From the entries provided below, copy each line that contains the word "uitstoot".

--- START OF Data records ---

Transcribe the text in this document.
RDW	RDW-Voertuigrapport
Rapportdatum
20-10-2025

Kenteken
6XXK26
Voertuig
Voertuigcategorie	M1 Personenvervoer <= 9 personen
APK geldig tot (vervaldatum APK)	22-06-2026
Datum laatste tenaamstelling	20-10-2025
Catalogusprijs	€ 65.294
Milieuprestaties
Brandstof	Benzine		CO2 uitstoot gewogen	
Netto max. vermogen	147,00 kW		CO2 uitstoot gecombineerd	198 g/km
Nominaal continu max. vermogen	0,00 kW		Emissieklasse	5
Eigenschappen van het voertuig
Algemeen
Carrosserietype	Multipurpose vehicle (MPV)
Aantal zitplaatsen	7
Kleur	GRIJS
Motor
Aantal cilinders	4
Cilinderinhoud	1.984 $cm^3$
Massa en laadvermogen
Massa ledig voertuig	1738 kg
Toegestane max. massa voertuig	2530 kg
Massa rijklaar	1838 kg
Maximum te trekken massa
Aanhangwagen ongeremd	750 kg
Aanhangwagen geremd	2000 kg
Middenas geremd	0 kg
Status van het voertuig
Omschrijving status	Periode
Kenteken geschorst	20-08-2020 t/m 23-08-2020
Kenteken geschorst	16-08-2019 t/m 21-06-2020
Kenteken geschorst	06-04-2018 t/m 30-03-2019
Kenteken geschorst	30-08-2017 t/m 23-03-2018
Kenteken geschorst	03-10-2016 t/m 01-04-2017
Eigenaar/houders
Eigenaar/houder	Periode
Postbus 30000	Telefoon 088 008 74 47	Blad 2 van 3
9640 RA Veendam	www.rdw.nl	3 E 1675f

--- END OF Data records ---

Answer for this exercise
Brandstof	Benzine		CO2 uitstoot gewogen	
Netto max. vermogen	147,00 kW		CO2 uitstoot gecombineerd	198 g/km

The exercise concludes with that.